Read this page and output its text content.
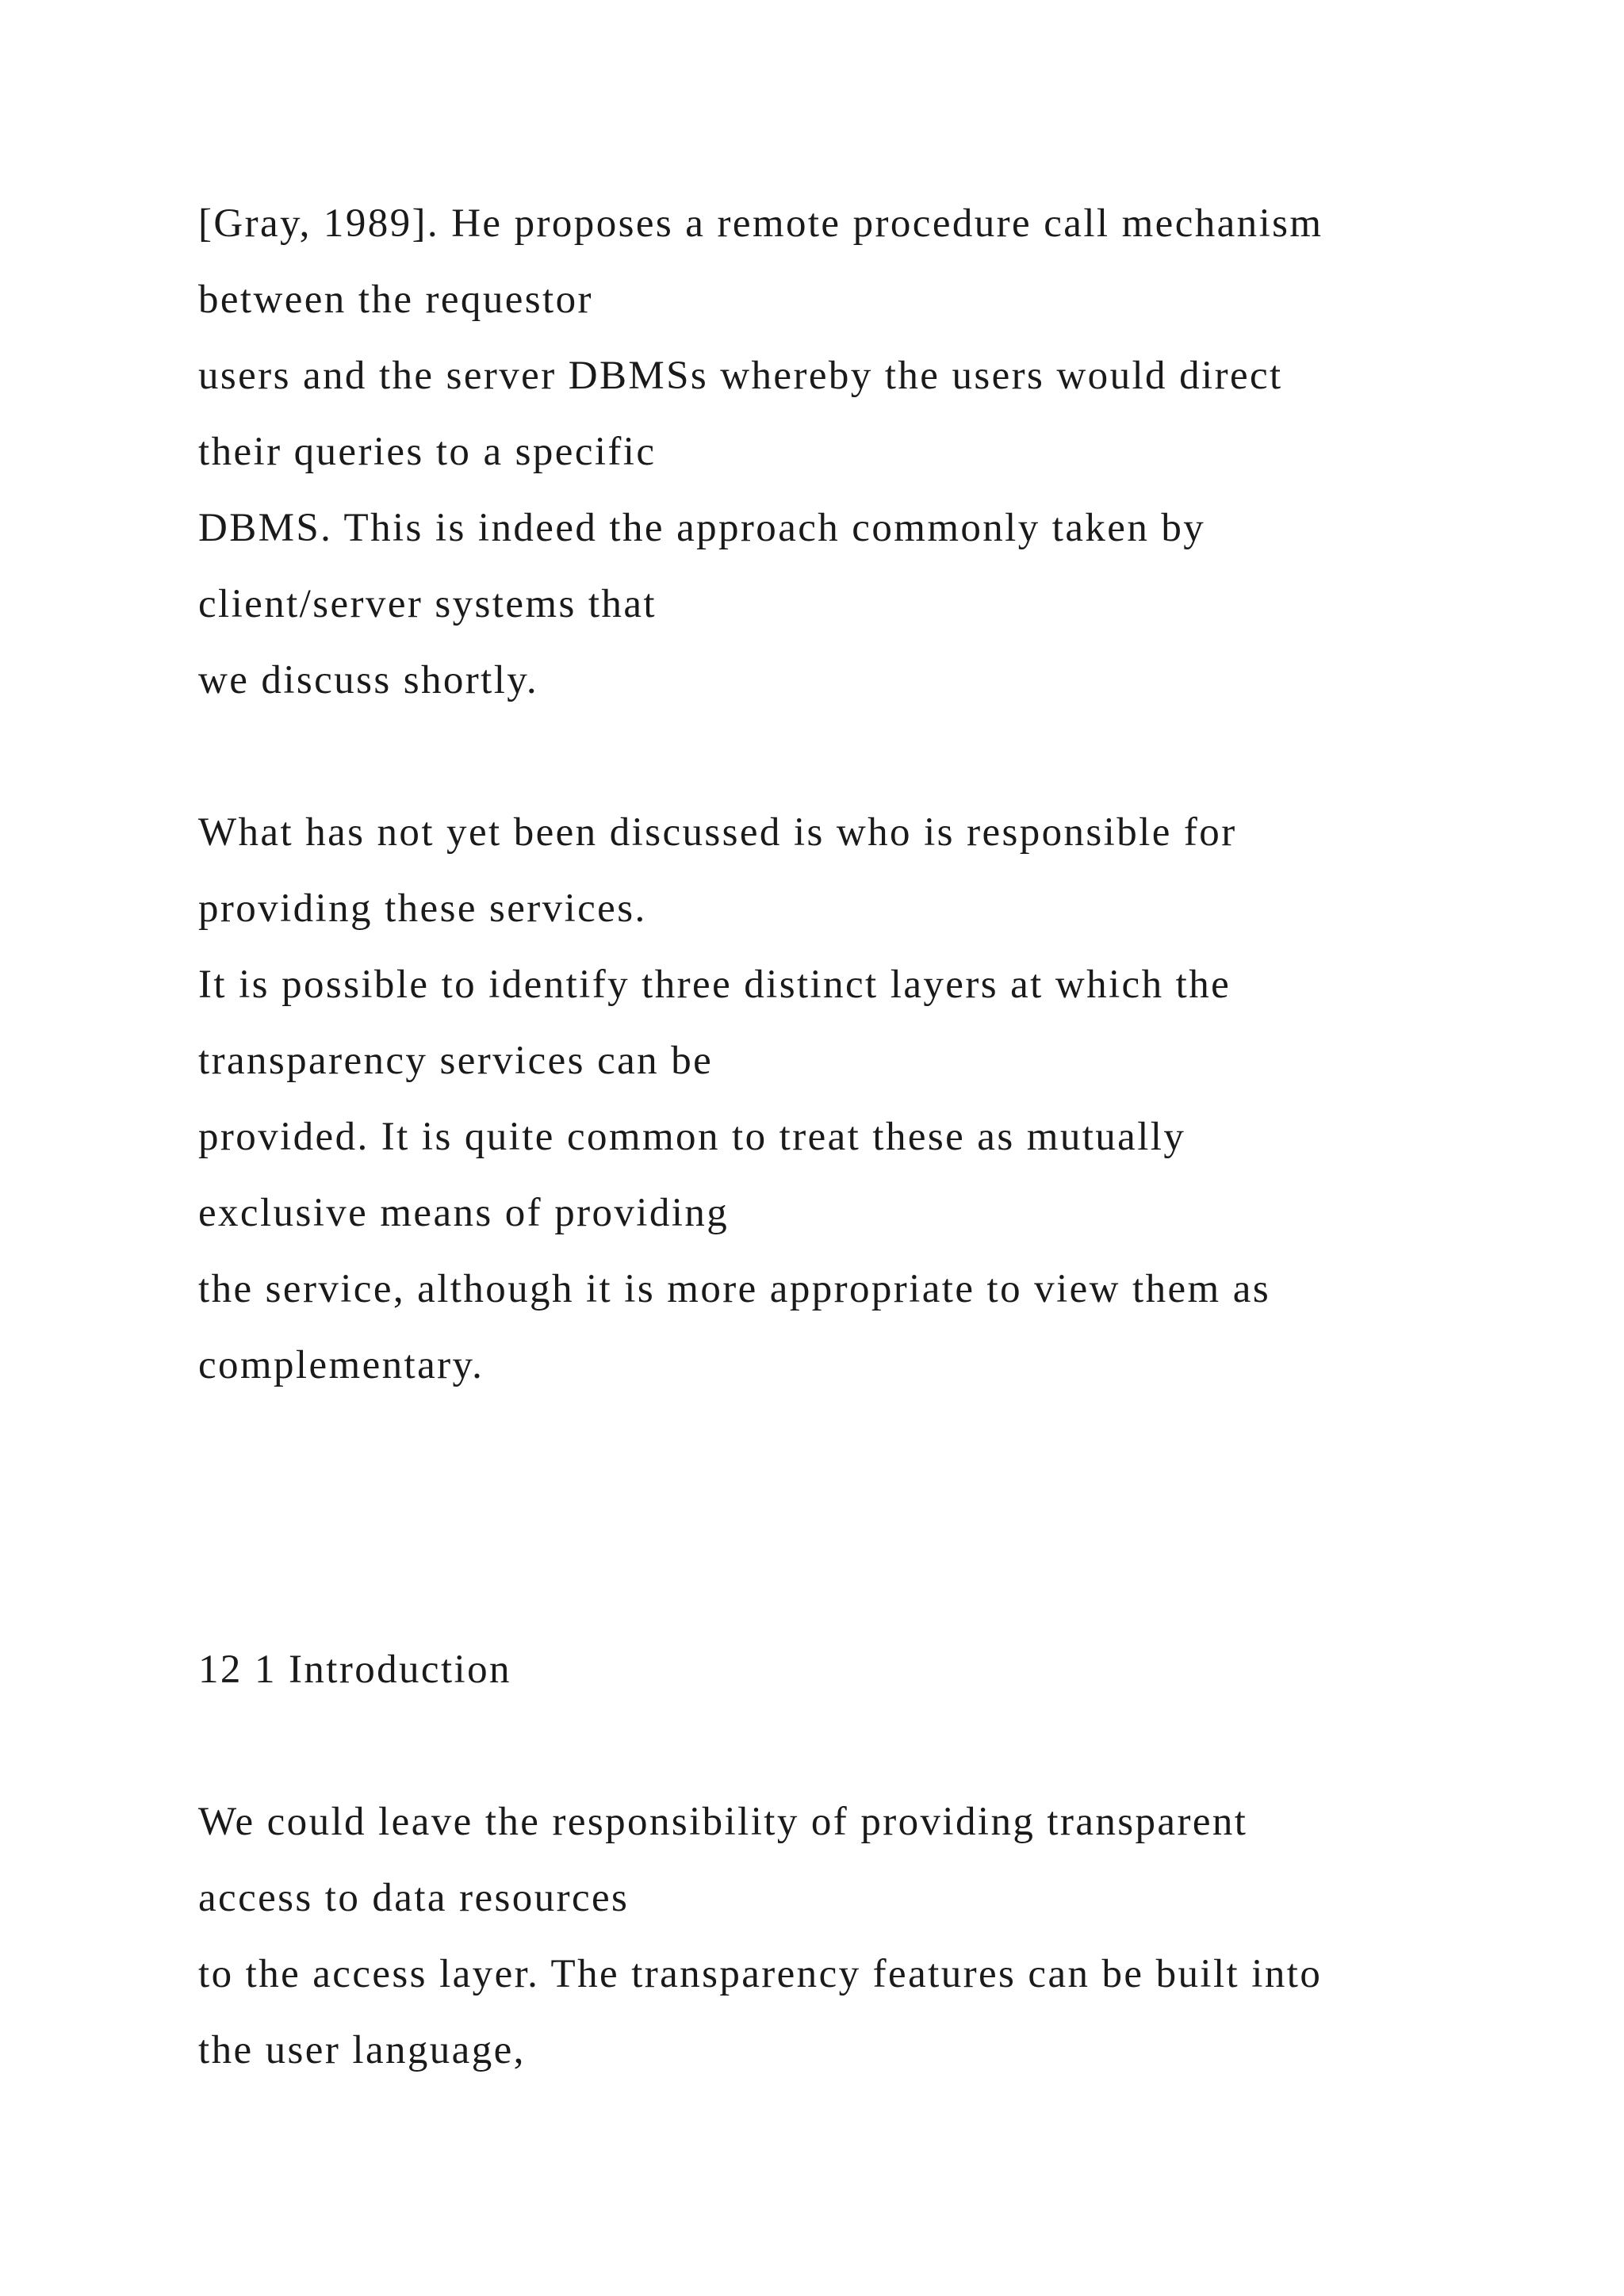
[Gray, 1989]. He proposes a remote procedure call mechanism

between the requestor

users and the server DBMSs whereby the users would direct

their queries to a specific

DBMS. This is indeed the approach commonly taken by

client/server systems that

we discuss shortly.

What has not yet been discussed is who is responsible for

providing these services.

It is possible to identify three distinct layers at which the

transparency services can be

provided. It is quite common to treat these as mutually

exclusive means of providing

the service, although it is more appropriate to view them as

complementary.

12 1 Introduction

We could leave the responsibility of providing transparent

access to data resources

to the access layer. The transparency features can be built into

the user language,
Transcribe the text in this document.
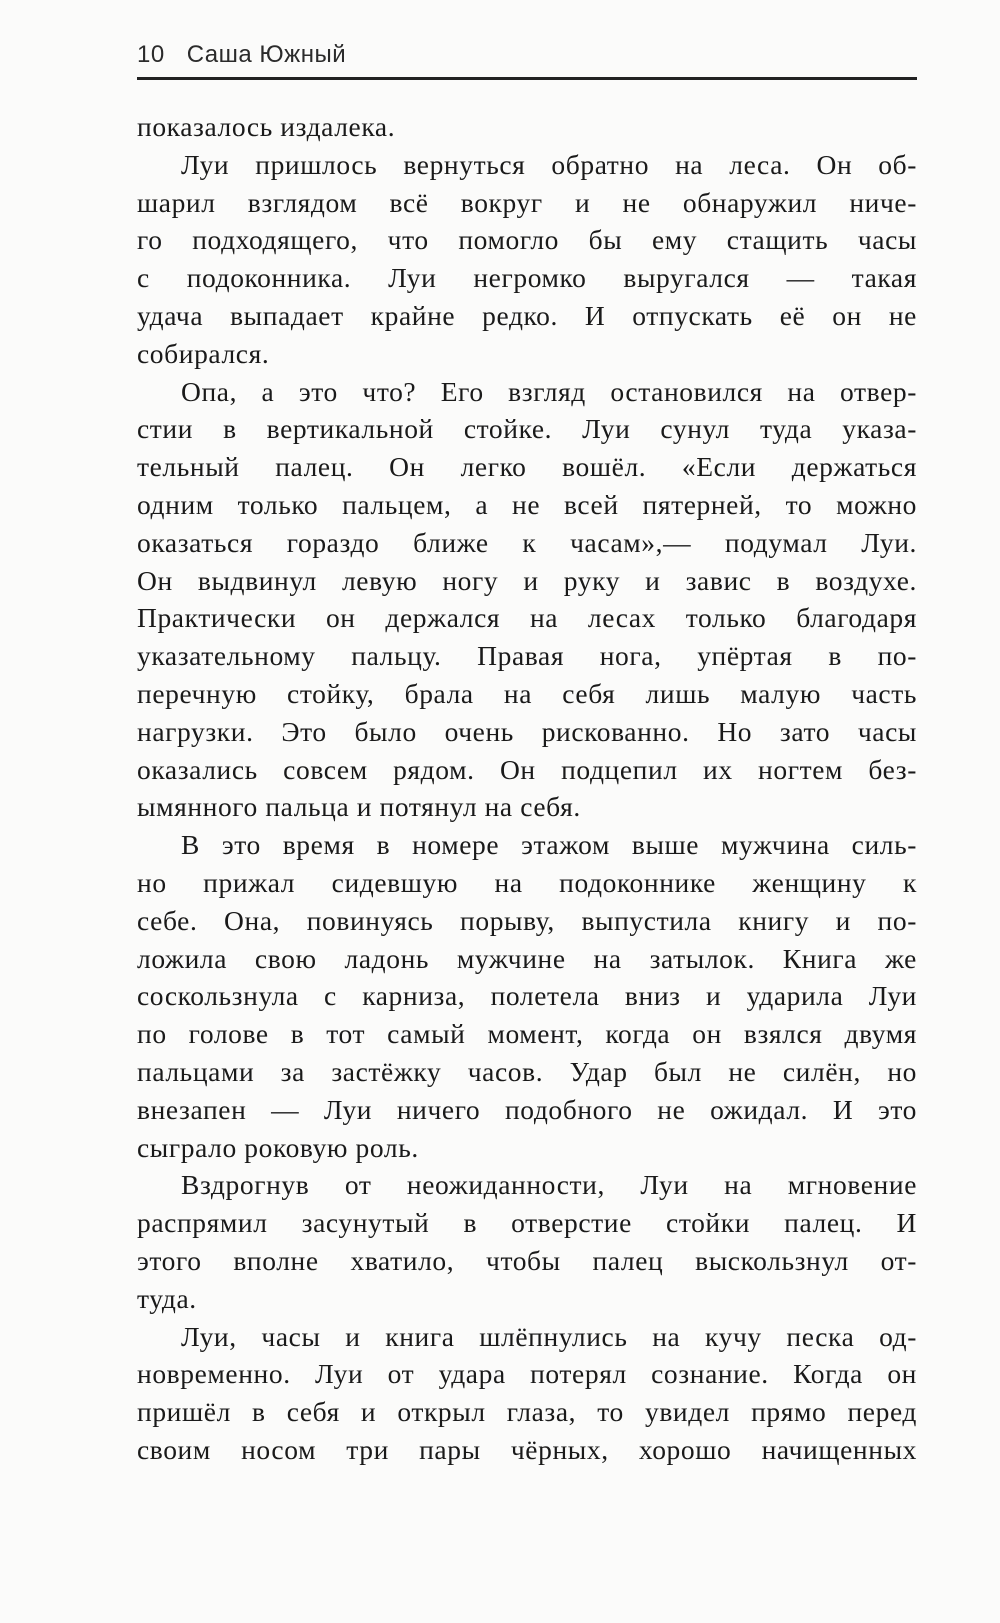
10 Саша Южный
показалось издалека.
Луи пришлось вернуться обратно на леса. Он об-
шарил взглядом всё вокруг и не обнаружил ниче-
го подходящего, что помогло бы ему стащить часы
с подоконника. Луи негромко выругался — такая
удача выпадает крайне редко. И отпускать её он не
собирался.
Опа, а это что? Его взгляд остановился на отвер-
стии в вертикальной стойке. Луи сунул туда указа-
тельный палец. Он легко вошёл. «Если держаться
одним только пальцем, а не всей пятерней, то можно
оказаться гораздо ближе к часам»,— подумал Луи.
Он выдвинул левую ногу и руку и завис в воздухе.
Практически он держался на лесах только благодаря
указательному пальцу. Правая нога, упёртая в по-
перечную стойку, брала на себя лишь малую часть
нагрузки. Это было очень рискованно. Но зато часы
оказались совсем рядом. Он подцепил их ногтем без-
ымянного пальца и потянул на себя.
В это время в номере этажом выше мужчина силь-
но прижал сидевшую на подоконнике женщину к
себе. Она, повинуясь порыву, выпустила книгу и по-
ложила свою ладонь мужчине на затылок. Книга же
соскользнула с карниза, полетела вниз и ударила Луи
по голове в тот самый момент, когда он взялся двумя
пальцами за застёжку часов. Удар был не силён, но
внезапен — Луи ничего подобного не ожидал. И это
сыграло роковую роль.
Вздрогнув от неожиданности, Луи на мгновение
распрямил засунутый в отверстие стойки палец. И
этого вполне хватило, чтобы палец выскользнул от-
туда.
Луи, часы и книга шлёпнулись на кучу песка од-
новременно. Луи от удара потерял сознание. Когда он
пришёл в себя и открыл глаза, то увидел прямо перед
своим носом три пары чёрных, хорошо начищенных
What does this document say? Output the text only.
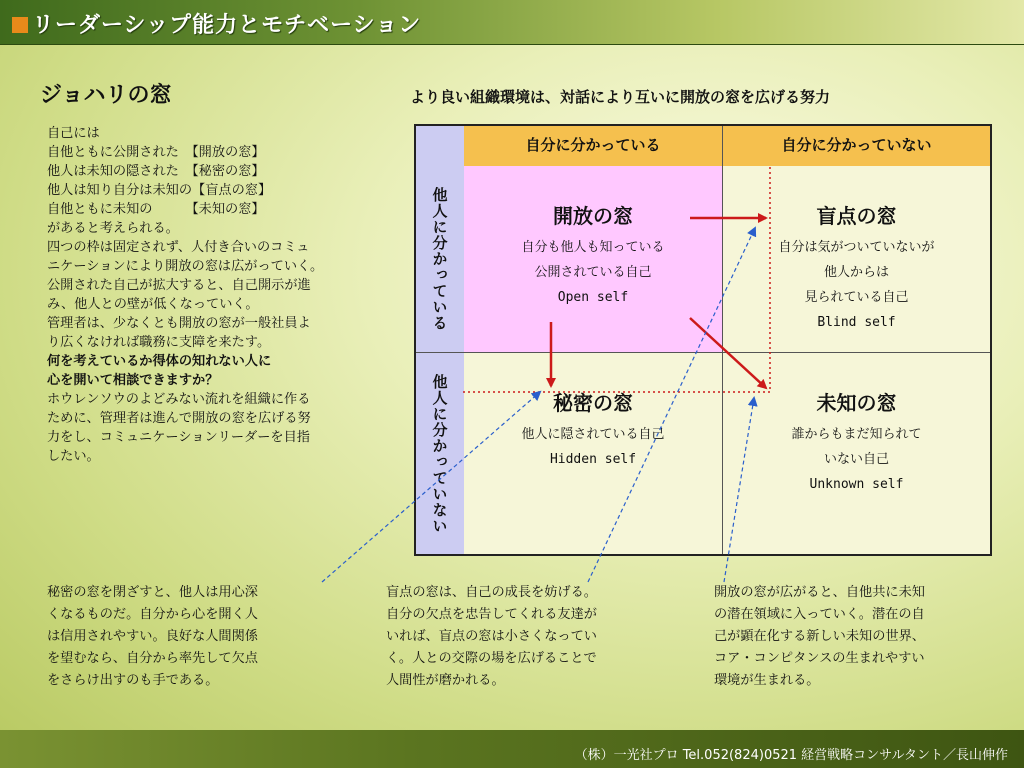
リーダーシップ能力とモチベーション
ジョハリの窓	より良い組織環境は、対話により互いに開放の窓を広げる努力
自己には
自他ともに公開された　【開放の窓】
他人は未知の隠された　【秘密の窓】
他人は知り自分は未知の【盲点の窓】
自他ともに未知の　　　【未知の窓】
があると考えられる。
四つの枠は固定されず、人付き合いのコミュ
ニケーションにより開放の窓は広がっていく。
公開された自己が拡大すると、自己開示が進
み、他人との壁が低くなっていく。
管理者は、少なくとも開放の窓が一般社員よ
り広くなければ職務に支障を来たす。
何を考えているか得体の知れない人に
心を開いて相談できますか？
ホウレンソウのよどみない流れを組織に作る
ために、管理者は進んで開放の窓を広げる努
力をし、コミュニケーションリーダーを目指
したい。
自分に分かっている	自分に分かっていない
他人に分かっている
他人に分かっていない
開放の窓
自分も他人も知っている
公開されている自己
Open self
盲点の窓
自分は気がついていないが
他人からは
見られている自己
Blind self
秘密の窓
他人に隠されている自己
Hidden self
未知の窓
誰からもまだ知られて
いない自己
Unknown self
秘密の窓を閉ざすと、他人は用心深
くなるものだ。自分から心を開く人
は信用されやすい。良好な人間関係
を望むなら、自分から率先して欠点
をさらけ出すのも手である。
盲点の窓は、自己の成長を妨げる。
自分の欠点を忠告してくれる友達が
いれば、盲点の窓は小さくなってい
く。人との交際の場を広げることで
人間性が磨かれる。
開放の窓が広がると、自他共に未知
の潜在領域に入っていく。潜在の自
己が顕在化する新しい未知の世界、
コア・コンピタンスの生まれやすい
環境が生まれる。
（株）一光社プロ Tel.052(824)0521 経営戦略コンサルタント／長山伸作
++++++++++++++++++++
## Exercise
Reproduce nothing but the lines that run from the line containing "What does this" through the last line of the records, inclusive. Omit the pictures.

## Exercise result
What does this document say? Output the text only.
リーダーシップ能力とモチベーション
ジョハリの窓	より良い組織環境は、対話により互いに開放の窓を広げる努力
自己には
自他ともに公開された　【開放の窓】
他人は未知の隠された　【秘密の窓】
他人は知り自分は未知の【盲点の窓】
自他ともに未知の　　　【未知の窓】
があると考えられる。
四つの枠は固定されず、人付き合いのコミュ
ニケーションにより開放の窓は広がっていく。
公開された自己が拡大すると、自己開示が進
み、他人との壁が低くなっていく。
管理者は、少なくとも開放の窓が一般社員よ
り広くなければ職務に支障を来たす。
何を考えているか得体の知れない人に
心を開いて相談できますか？
ホウレンソウのよどみない流れを組織に作る
ために、管理者は進んで開放の窓を広げる努
力をし、コミュニケーションリーダーを目指
したい。
自分に分かっている	自分に分かっていない
他人に分かっている
他人に分かっていない
開放の窓
自分も他人も知っている
公開されている自己
Open self
盲点の窓
自分は気がついていないが
他人からは
見られている自己
Blind self
秘密の窓
他人に隠されている自己
Hidden self
未知の窓
誰からもまだ知られて
いない自己
Unknown self
秘密の窓を閉ざすと、他人は用心深
くなるものだ。自分から心を開く人
は信用されやすい。良好な人間関係
を望むなら、自分から率先して欠点
をさらけ出すのも手である。
盲点の窓は、自己の成長を妨げる。
自分の欠点を忠告してくれる友達が
いれば、盲点の窓は小さくなってい
く。人との交際の場を広げることで
人間性が磨かれる。
開放の窓が広がると、自他共に未知
の潜在領域に入っていく。潜在の自
己が顕在化する新しい未知の世界、
コア・コンピタンスの生まれやすい
環境が生まれる。
（株）一光社プロ Tel.052(824)0521 経営戦略コンサルタント／長山伸作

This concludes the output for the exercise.